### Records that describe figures
***
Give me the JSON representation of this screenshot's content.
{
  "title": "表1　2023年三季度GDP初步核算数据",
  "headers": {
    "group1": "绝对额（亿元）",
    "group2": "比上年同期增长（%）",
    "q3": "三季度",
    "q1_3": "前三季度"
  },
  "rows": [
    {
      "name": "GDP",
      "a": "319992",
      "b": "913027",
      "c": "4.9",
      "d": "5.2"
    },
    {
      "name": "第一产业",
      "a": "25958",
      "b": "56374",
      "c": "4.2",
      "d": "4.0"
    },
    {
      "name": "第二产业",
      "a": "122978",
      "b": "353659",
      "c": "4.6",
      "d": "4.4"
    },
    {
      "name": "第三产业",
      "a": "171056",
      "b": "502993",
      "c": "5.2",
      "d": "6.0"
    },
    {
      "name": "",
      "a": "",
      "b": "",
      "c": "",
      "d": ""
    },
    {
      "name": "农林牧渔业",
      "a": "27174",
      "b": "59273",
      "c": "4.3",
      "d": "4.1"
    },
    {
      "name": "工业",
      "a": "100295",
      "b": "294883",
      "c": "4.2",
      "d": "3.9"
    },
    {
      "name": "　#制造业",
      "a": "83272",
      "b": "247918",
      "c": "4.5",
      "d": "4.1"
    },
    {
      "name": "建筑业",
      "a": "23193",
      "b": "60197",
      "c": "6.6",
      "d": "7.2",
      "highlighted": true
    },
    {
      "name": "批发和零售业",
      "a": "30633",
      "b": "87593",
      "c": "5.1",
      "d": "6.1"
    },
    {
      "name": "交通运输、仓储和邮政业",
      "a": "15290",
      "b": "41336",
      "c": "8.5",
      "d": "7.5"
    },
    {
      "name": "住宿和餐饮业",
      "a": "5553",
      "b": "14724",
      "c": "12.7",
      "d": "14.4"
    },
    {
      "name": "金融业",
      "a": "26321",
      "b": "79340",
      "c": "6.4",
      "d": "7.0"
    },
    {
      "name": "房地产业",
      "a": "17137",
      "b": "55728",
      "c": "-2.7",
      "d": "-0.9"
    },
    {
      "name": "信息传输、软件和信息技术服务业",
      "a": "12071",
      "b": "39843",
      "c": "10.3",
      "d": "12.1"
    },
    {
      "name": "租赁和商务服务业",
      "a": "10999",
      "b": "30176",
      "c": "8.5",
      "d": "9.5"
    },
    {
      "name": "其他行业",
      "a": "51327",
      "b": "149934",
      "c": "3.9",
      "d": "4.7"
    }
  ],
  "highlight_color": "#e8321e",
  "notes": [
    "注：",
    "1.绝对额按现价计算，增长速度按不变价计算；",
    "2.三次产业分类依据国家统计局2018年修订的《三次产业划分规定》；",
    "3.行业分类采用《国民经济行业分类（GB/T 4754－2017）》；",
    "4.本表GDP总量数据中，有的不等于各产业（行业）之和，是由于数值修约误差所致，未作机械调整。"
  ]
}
***
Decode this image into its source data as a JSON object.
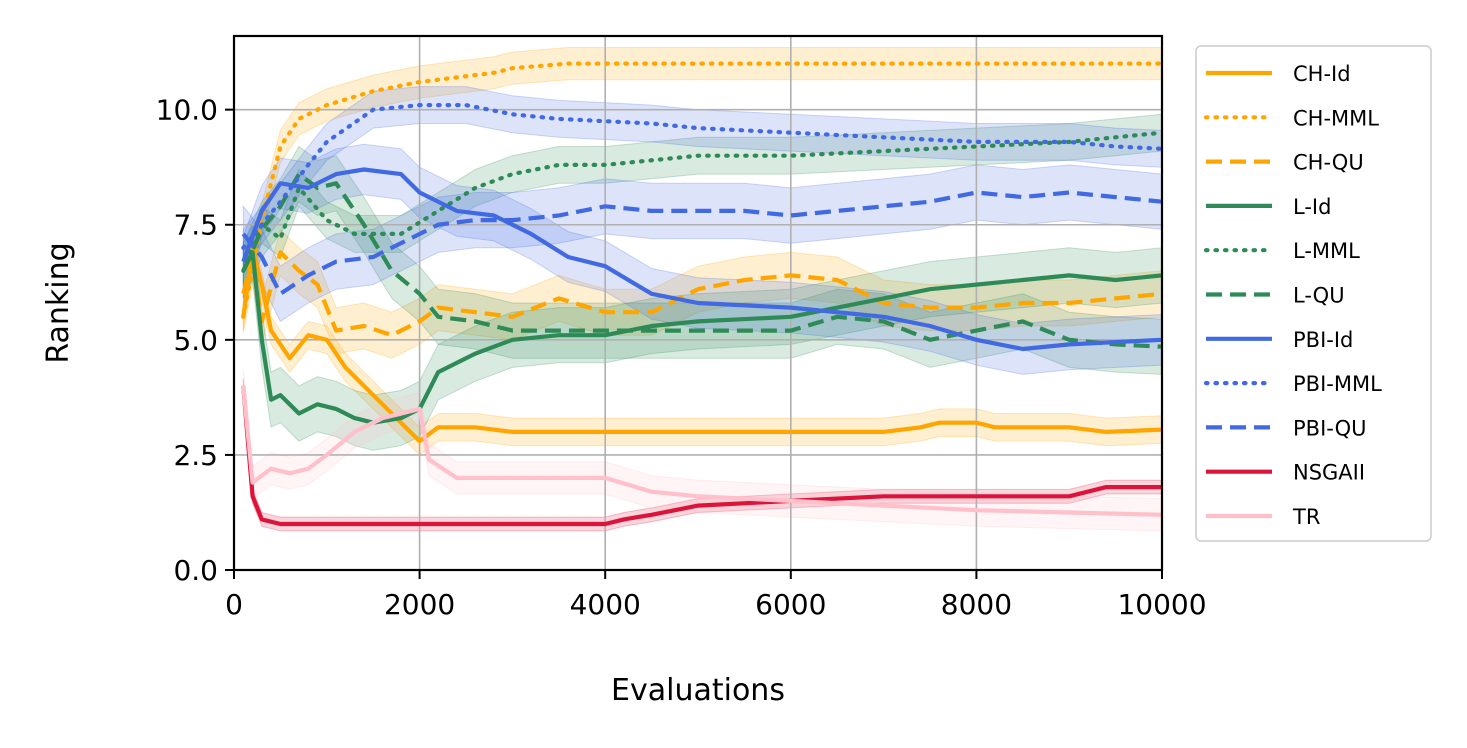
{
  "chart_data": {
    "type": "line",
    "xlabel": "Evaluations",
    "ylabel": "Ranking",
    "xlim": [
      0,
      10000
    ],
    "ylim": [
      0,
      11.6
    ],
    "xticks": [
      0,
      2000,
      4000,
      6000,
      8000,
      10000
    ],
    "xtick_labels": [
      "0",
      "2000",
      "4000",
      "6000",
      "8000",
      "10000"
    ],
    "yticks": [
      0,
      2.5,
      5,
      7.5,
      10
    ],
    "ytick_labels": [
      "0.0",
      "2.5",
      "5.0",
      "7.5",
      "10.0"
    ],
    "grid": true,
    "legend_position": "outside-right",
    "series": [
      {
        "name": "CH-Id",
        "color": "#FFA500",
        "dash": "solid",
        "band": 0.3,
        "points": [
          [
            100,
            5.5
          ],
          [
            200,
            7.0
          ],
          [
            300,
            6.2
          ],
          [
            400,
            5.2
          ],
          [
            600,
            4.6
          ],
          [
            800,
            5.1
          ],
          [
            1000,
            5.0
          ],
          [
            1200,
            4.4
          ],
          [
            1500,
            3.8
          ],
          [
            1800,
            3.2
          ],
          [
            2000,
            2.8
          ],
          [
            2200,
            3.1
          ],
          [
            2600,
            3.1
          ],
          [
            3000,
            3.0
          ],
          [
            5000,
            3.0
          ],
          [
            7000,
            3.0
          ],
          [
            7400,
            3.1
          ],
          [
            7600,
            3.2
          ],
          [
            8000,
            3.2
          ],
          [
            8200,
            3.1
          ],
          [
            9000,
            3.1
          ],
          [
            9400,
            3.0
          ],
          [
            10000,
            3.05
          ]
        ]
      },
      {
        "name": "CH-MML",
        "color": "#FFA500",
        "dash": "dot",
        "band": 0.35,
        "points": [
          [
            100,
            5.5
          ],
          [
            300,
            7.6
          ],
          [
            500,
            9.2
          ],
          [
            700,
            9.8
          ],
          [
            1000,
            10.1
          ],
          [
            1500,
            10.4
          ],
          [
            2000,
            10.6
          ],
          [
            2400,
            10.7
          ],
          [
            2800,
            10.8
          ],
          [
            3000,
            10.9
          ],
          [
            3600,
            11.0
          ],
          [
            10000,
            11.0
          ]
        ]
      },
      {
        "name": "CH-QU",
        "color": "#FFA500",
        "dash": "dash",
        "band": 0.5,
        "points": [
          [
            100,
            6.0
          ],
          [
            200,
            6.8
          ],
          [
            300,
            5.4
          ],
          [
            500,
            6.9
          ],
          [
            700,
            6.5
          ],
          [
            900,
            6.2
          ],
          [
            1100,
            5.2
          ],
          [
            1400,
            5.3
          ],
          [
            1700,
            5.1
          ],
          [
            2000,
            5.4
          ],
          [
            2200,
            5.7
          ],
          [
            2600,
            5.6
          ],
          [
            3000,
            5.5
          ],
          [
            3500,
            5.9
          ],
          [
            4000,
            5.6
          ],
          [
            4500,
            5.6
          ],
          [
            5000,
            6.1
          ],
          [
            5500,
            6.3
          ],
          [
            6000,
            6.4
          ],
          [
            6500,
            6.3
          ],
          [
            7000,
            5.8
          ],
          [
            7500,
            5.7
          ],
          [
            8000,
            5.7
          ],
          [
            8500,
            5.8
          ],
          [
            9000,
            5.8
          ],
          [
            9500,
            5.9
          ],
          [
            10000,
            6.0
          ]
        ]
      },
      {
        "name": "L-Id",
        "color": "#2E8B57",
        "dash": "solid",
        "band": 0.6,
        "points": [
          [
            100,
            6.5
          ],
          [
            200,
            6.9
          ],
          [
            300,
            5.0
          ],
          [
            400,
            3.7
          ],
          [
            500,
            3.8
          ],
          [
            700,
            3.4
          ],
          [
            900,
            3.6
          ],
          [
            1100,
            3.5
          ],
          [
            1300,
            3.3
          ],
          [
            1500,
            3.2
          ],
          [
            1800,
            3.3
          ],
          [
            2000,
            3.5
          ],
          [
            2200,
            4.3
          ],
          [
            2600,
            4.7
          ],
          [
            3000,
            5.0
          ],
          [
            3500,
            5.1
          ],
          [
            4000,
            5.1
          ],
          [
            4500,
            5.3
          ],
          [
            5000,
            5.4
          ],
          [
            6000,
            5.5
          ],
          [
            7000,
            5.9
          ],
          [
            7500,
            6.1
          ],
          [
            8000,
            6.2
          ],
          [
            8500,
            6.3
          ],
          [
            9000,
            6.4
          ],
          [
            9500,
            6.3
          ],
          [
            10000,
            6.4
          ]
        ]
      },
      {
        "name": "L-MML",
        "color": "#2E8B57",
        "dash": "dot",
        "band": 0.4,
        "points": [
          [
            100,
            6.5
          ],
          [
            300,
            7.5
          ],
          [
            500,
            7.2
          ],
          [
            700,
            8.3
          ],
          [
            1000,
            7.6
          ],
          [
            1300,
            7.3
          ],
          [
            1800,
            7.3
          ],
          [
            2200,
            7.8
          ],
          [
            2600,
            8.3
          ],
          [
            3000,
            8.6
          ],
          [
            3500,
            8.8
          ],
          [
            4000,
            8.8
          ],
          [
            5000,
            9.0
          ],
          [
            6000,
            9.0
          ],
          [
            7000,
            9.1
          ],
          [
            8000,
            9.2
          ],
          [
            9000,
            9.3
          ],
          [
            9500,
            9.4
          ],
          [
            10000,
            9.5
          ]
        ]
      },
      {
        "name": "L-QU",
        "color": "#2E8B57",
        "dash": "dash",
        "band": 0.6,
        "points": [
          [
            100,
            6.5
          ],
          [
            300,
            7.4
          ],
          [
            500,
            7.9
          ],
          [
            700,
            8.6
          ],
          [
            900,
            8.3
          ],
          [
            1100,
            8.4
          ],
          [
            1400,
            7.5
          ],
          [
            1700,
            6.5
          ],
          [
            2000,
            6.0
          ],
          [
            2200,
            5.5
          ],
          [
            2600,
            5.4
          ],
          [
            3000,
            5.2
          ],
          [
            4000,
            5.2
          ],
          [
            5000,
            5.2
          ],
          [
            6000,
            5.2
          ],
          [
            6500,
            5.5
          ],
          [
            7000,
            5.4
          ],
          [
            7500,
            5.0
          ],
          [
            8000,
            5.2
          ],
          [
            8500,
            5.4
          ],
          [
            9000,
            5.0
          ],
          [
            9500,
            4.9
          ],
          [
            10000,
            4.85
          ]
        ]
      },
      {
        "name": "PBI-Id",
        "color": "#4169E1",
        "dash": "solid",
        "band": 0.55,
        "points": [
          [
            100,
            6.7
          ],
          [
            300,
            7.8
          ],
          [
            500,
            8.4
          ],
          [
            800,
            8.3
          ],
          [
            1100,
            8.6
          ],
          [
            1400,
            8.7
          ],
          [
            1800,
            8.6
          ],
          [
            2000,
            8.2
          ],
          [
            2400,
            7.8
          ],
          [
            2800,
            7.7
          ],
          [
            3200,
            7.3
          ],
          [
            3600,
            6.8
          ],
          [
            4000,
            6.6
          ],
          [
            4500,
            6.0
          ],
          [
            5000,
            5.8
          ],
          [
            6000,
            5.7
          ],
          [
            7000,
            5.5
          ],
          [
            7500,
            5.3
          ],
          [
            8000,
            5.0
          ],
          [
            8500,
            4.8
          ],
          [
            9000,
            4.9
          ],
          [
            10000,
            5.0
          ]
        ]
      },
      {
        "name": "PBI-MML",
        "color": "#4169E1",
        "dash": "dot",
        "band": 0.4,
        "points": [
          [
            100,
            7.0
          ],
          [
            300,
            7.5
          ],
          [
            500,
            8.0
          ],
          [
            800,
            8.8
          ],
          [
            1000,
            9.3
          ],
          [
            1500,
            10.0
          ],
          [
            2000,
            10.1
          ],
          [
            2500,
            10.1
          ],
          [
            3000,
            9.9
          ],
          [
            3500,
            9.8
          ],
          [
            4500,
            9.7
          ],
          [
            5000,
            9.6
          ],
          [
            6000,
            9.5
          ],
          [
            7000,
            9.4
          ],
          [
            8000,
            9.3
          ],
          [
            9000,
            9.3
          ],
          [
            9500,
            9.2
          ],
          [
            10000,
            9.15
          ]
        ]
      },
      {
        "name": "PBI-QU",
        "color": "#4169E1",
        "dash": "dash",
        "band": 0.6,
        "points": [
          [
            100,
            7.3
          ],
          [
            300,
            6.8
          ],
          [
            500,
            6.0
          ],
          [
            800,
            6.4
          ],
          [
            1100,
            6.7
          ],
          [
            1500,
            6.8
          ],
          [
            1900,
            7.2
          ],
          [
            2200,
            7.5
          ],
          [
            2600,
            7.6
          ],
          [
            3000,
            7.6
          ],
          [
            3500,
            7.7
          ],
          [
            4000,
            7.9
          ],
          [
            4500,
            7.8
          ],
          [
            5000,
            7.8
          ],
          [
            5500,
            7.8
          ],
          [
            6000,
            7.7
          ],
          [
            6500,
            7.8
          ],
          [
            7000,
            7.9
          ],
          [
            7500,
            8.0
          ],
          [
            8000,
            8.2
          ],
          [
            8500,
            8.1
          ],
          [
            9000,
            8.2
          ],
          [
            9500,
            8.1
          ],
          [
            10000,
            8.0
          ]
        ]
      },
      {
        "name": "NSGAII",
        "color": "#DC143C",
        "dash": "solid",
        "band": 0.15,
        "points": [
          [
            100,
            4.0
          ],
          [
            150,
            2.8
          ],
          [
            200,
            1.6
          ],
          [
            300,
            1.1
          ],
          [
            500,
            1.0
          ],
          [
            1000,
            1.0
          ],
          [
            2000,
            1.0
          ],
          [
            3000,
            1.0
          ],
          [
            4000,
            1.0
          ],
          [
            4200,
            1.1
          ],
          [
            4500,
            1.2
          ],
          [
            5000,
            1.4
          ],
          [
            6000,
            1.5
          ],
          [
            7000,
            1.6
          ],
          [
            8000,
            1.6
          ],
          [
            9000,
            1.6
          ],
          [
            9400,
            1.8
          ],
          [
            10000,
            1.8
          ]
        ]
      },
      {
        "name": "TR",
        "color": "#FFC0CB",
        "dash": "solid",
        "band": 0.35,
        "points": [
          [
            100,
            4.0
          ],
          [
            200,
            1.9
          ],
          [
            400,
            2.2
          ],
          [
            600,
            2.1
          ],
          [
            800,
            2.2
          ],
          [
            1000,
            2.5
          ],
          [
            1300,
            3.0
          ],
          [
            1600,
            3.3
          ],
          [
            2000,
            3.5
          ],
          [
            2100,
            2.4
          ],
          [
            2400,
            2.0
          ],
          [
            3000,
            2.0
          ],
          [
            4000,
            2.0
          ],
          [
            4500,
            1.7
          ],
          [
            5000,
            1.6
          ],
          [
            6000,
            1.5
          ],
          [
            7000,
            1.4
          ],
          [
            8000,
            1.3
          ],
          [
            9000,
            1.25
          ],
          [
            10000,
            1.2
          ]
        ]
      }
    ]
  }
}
***
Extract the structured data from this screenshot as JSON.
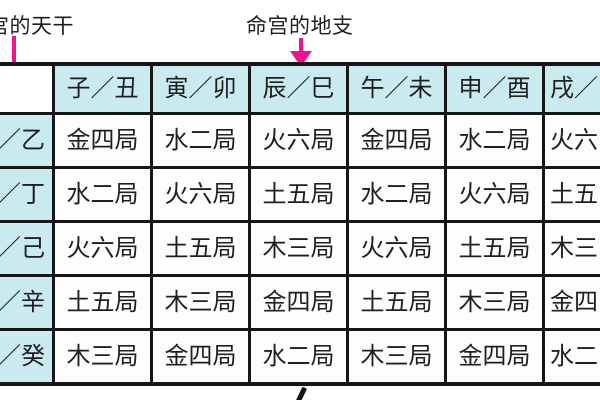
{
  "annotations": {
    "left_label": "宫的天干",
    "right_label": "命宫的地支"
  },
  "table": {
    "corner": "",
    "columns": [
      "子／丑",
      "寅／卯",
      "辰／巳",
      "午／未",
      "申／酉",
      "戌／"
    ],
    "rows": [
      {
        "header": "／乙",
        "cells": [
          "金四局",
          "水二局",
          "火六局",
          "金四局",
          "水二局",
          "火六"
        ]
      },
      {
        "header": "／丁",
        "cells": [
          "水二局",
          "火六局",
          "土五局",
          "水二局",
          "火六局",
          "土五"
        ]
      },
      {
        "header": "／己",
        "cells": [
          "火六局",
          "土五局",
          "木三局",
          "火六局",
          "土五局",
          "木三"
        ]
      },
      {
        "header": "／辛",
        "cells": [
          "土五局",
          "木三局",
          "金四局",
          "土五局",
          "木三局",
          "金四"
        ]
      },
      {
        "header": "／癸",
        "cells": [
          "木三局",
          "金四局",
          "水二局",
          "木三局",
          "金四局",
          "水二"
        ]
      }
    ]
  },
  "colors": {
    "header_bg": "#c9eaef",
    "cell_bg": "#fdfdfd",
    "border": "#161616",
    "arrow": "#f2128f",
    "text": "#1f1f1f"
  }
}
***
### Exercise directions
Reproduce each line of the entries in which the word "JSON" is found.

### Exercise solution
Give me the JSON representation of this screenshot's content.
Decode this image into its source data as a JSON object.
Extract the structured data from this screenshot as JSON.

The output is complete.